** Required task **
Write out the records word for word, with no pictures.

** Data for processing **

==================================================

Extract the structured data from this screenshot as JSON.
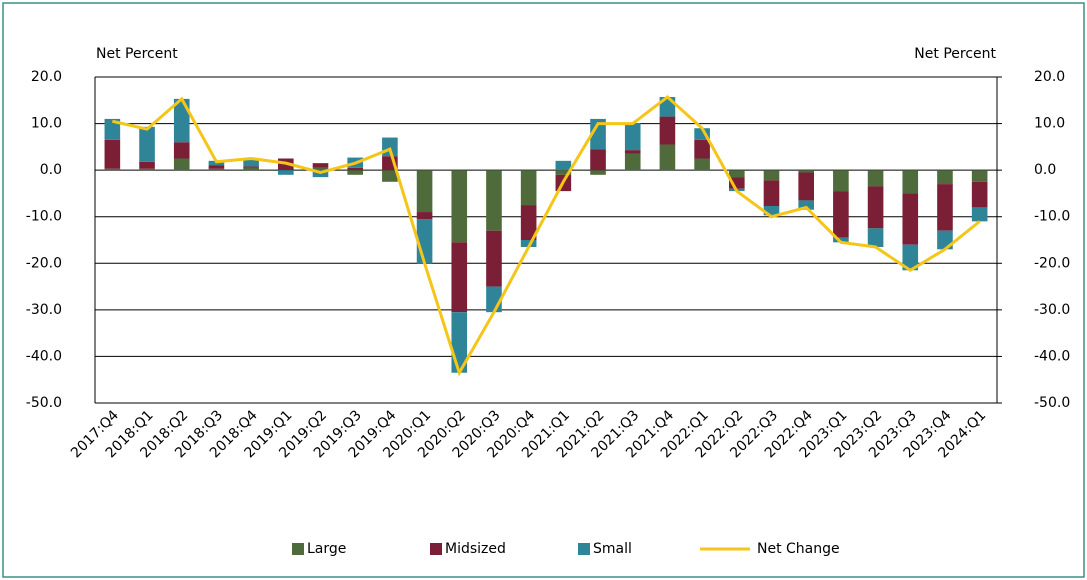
{
  "chart_data": {
    "type": "bar",
    "stacked": true,
    "y_label": "Net Percent",
    "y2_label": "Net Percent",
    "categories": [
      "2017:Q4",
      "2018:Q1",
      "2018:Q2",
      "2018:Q3",
      "2018:Q4",
      "2019:Q1",
      "2019:Q2",
      "2019:Q3",
      "2019:Q4",
      "2020:Q1",
      "2020:Q2",
      "2020:Q3",
      "2020:Q4",
      "2021:Q1",
      "2021:Q2",
      "2021:Q3",
      "2021:Q4",
      "2022:Q1",
      "2022:Q2",
      "2022:Q3",
      "2022:Q4",
      "2023:Q1",
      "2023:Q2",
      "2023:Q3",
      "2023:Q4",
      "2024:Q1"
    ],
    "series": [
      {
        "name": "Large",
        "type": "bar",
        "color": "#4f6b3c",
        "values": [
          0.3,
          0.3,
          2.5,
          0.3,
          0.5,
          0,
          0.5,
          -1,
          -2.5,
          -9,
          -15.5,
          -13,
          -7.5,
          -1,
          -1,
          3.5,
          5.5,
          2.5,
          -1.5,
          -2.2,
          -0.5,
          -4.5,
          -3.5,
          -5,
          -3,
          -2.5
        ]
      },
      {
        "name": "Midsized",
        "type": "bar",
        "color": "#7a1f36",
        "values": [
          6.2,
          1.5,
          3.5,
          0.7,
          0.3,
          2.5,
          1,
          0.5,
          3,
          -1.5,
          -15,
          -12,
          -7.5,
          -3.5,
          4.5,
          0.8,
          6,
          4,
          -2.5,
          -5.5,
          -6,
          -10,
          -9,
          -11,
          -10,
          -5.5
        ]
      },
      {
        "name": "Small",
        "type": "bar",
        "color": "#2f8597",
        "values": [
          4.5,
          7.5,
          9.3,
          1,
          1.5,
          -1,
          -1.5,
          2.2,
          4,
          -9.5,
          -13,
          -5.5,
          -1.5,
          2,
          6.5,
          5.8,
          4.2,
          2.5,
          -0.5,
          -2,
          -2,
          -1,
          -4,
          -5.5,
          -4,
          -3
        ]
      },
      {
        "name": "Net Change",
        "type": "line",
        "color": "#f5c518",
        "values": [
          10.5,
          8.8,
          15.3,
          1.8,
          2.5,
          1.5,
          -0.5,
          1.5,
          4.5,
          -20,
          -43.5,
          -30.5,
          -16.5,
          -2.5,
          10,
          10,
          15.7,
          9,
          -4.5,
          -10,
          -8,
          -15.5,
          -16.5,
          -21.5,
          -17,
          -11
        ]
      }
    ],
    "ylim": [
      -50,
      20
    ],
    "yticks": [
      {
        "value": -50,
        "label": "-50.0"
      },
      {
        "value": -40,
        "label": "-40.0"
      },
      {
        "value": -30,
        "label": "-30.0"
      },
      {
        "value": -20,
        "label": "-20.0"
      },
      {
        "value": -10,
        "label": "-10.0"
      },
      {
        "value": 0,
        "label": "0.0"
      },
      {
        "value": 10,
        "label": "10.0"
      },
      {
        "value": 20,
        "label": "20.0"
      }
    ],
    "y2lim": [
      -50,
      20
    ],
    "y2ticks": [
      {
        "value": -50,
        "label": "-50.0"
      },
      {
        "value": -40,
        "label": "-40.0"
      },
      {
        "value": -30,
        "label": "-30.0"
      },
      {
        "value": -20,
        "label": "-20.0"
      },
      {
        "value": -10,
        "label": "-10.0"
      },
      {
        "value": 0,
        "label": "0.0"
      },
      {
        "value": 10,
        "label": "10.0"
      },
      {
        "value": 20,
        "label": "20.0"
      }
    ],
    "grid": true
  }
}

==================================================

** Task result **
Extract the structured data from this screenshot as JSON.
{
  "chart_data": {
    "type": "bar",
    "stacked": true,
    "y_label": "Net Percent",
    "y2_label": "Net Percent",
    "categories": [
      "2017:Q4",
      "2018:Q1",
      "2018:Q2",
      "2018:Q3",
      "2018:Q4",
      "2019:Q1",
      "2019:Q2",
      "2019:Q3",
      "2019:Q4",
      "2020:Q1",
      "2020:Q2",
      "2020:Q3",
      "2020:Q4",
      "2021:Q1",
      "2021:Q2",
      "2021:Q3",
      "2021:Q4",
      "2022:Q1",
      "2022:Q2",
      "2022:Q3",
      "2022:Q4",
      "2023:Q1",
      "2023:Q2",
      "2023:Q3",
      "2023:Q4",
      "2024:Q1"
    ],
    "series": [
      {
        "name": "Large",
        "type": "bar",
        "color": "#4f6b3c",
        "values": [
          0.3,
          0.3,
          2.5,
          0.3,
          0.5,
          0,
          0.5,
          -1,
          -2.5,
          -9,
          -15.5,
          -13,
          -7.5,
          -1,
          -1,
          3.5,
          5.5,
          2.5,
          -1.5,
          -2.2,
          -0.5,
          -4.5,
          -3.5,
          -5,
          -3,
          -2.5
        ]
      },
      {
        "name": "Midsized",
        "type": "bar",
        "color": "#7a1f36",
        "values": [
          6.2,
          1.5,
          3.5,
          0.7,
          0.3,
          2.5,
          1,
          0.5,
          3,
          -1.5,
          -15,
          -12,
          -7.5,
          -3.5,
          4.5,
          0.8,
          6,
          4,
          -2.5,
          -5.5,
          -6,
          -10,
          -9,
          -11,
          -10,
          -5.5
        ]
      },
      {
        "name": "Small",
        "type": "bar",
        "color": "#2f8597",
        "values": [
          4.5,
          7.5,
          9.3,
          1,
          1.5,
          -1,
          -1.5,
          2.2,
          4,
          -9.5,
          -13,
          -5.5,
          -1.5,
          2,
          6.5,
          5.8,
          4.2,
          2.5,
          -0.5,
          -2,
          -2,
          -1,
          -4,
          -5.5,
          -4,
          -3
        ]
      },
      {
        "name": "Net Change",
        "type": "line",
        "color": "#f5c518",
        "values": [
          10.5,
          8.8,
          15.3,
          1.8,
          2.5,
          1.5,
          -0.5,
          1.5,
          4.5,
          -20,
          -43.5,
          -30.5,
          -16.5,
          -2.5,
          10,
          10,
          15.7,
          9,
          -4.5,
          -10,
          -8,
          -15.5,
          -16.5,
          -21.5,
          -17,
          -11
        ]
      }
    ],
    "ylim": [
      -50,
      20
    ],
    "yticks": [
      {
        "value": -50,
        "label": "-50.0"
      },
      {
        "value": -40,
        "label": "-40.0"
      },
      {
        "value": -30,
        "label": "-30.0"
      },
      {
        "value": -20,
        "label": "-20.0"
      },
      {
        "value": -10,
        "label": "-10.0"
      },
      {
        "value": 0,
        "label": "0.0"
      },
      {
        "value": 10,
        "label": "10.0"
      },
      {
        "value": 20,
        "label": "20.0"
      }
    ],
    "y2lim": [
      -50,
      20
    ],
    "y2ticks": [
      {
        "value": -50,
        "label": "-50.0"
      },
      {
        "value": -40,
        "label": "-40.0"
      },
      {
        "value": -30,
        "label": "-30.0"
      },
      {
        "value": -20,
        "label": "-20.0"
      },
      {
        "value": -10,
        "label": "-10.0"
      },
      {
        "value": 0,
        "label": "0.0"
      },
      {
        "value": 10,
        "label": "10.0"
      },
      {
        "value": 20,
        "label": "20.0"
      }
    ],
    "grid": true
  }
}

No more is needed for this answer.